━━━ Records supplied

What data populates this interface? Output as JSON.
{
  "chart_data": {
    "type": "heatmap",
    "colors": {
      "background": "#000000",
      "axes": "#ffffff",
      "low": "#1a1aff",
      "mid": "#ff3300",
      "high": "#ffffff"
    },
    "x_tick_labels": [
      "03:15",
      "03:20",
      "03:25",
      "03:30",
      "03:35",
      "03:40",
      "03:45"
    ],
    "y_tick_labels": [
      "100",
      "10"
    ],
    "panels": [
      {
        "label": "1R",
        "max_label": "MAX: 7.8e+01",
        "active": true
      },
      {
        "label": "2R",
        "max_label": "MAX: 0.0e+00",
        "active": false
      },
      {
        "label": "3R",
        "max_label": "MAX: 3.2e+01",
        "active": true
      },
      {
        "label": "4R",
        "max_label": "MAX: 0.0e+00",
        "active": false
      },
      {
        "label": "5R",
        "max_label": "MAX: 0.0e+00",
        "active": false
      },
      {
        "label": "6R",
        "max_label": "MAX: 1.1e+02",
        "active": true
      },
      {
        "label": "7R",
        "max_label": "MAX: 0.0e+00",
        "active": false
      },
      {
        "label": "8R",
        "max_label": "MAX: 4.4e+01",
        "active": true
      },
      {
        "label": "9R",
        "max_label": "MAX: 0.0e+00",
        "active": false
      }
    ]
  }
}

━━━━━━

== Stated problem ==
Repeat every entry exactly as written above.

== Task result ==
What data populates this interface? Output as JSON.
{
  "chart_data": {
    "type": "heatmap",
    "colors": {
      "background": "#000000",
      "axes": "#ffffff",
      "low": "#1a1aff",
      "mid": "#ff3300",
      "high": "#ffffff"
    },
    "x_tick_labels": [
      "03:15",
      "03:20",
      "03:25",
      "03:30",
      "03:35",
      "03:40",
      "03:45"
    ],
    "y_tick_labels": [
      "100",
      "10"
    ],
    "panels": [
      {
        "label": "1R",
        "max_label": "MAX: 7.8e+01",
        "active": true
      },
      {
        "label": "2R",
        "max_label": "MAX: 0.0e+00",
        "active": false
      },
      {
        "label": "3R",
        "max_label": "MAX: 3.2e+01",
        "active": true
      },
      {
        "label": "4R",
        "max_label": "MAX: 0.0e+00",
        "active": false
      },
      {
        "label": "5R",
        "max_label": "MAX: 0.0e+00",
        "active": false
      },
      {
        "label": "6R",
        "max_label": "MAX: 1.1e+02",
        "active": true
      },
      {
        "label": "7R",
        "max_label": "MAX: 0.0e+00",
        "active": false
      },
      {
        "label": "8R",
        "max_label": "MAX: 4.4e+01",
        "active": true
      },
      {
        "label": "9R",
        "max_label": "MAX: 0.0e+00",
        "active": false
      }
    ]
  }
}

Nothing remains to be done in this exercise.